>> begin

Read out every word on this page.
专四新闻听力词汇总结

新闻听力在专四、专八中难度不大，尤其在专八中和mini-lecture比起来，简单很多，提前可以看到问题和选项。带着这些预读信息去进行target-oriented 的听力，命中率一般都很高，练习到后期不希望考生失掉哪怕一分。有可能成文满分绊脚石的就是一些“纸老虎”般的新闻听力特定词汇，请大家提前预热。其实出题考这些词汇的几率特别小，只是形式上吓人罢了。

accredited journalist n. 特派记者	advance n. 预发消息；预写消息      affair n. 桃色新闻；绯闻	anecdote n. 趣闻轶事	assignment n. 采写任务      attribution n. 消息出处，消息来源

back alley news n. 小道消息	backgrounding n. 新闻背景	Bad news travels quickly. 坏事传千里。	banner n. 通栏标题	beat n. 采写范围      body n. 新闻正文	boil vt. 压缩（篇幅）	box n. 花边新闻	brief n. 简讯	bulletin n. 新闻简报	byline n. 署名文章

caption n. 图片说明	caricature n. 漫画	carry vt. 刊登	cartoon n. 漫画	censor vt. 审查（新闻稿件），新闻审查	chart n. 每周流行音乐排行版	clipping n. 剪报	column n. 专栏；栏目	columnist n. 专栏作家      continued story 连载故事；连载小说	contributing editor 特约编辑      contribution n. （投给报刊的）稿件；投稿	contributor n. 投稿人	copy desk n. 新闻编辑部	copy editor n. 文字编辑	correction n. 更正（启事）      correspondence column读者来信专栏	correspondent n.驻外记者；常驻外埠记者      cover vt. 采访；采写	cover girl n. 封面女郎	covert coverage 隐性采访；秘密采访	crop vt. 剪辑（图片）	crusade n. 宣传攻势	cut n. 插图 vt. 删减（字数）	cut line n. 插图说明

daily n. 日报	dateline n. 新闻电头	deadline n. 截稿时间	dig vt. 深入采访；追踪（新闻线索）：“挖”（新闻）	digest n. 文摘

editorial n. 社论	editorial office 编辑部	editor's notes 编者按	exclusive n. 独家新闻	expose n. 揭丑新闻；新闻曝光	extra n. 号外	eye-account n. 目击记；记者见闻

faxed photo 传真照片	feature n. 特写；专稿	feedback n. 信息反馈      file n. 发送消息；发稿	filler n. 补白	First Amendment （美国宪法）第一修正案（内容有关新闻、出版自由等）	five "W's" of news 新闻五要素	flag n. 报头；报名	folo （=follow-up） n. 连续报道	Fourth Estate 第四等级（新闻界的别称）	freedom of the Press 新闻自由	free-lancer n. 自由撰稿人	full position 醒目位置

>> end

* [Short problem]: Scan the data above and copy every line with "news" in it.

* [Response]:
back alley news n. 小道消息	backgrounding n. 新闻背景	Bad news travels quickly. 坏事传千里。	banner n. 通栏标题	beat n. 采写范围      body n. 新闻正文	boil vt. 压缩（篇幅）	box n. 花边新闻	brief n. 简讯	bulletin n. 新闻简报	byline n. 署名文章
faxed photo 传真照片	feature n. 特写；专稿	feedback n. 信息反馈      file n. 发送消息；发稿	filler n. 补白	First Amendment （美国宪法）第一修正案（内容有关新闻、出版自由等）	five "W's" of news 新闻五要素	flag n. 报头；报名	folo （=follow-up） n. 连续报道	Fourth Estate 第四等级（新闻界的别称）	freedom of the Press 新闻自由	free-lancer n. 自由撰稿人	full position 醒目位置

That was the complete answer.